Lay out the data as a numbered list, from the first line through the line containing "1268, 203, 1309]", with blank lines dropped.

### Dataset records
★ ★ ★ ★ ★

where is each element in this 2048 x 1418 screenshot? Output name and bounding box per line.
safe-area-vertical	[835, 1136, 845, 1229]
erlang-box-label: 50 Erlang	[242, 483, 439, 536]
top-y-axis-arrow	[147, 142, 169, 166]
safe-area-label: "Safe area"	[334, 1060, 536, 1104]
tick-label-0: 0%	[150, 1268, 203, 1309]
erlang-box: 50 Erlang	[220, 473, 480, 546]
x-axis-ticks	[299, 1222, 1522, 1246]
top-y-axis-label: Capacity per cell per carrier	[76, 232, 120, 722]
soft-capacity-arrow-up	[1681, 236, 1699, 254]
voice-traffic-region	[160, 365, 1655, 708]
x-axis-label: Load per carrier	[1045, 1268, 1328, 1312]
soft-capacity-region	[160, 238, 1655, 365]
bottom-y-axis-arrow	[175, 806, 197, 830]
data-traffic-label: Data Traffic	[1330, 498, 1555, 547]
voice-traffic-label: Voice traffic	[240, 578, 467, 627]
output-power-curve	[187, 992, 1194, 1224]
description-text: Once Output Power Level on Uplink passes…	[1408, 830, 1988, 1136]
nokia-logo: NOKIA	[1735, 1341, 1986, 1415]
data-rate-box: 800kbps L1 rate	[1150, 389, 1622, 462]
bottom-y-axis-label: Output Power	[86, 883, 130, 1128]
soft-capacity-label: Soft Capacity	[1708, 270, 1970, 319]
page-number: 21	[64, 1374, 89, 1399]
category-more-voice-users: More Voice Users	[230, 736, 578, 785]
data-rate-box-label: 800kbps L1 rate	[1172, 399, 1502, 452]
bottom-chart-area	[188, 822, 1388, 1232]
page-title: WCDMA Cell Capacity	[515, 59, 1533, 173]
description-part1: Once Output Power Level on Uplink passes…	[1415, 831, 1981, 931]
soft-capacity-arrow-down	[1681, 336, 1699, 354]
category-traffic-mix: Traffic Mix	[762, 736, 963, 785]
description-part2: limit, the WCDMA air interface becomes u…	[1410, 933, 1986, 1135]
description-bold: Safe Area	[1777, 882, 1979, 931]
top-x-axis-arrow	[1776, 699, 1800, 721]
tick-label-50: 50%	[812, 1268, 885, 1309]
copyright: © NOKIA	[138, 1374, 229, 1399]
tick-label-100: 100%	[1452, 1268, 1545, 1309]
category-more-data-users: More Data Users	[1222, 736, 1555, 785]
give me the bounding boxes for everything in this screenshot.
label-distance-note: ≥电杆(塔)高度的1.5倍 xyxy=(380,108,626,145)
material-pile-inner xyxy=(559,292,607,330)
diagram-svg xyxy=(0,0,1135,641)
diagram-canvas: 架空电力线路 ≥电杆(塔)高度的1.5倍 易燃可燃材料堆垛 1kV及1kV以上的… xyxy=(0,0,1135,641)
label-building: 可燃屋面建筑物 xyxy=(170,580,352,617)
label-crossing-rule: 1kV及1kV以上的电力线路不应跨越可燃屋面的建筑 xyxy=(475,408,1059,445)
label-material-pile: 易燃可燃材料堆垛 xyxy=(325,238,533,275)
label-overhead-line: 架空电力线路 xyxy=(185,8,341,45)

★ ★ ★ ★ ★

### Solved exercise
1. where is each element in this 2048 x 1418 screenshot? Output name and bounding box per line.
2. safe-area-vertical	[835, 1136, 845, 1229]
3. erlang-box-label: 50 Erlang	[242, 483, 439, 536]
4. top-y-axis-arrow	[147, 142, 169, 166]
5. safe-area-label: "Safe area"	[334, 1060, 536, 1104]
6. tick-label-0: 0%	[150, 1268, 203, 1309]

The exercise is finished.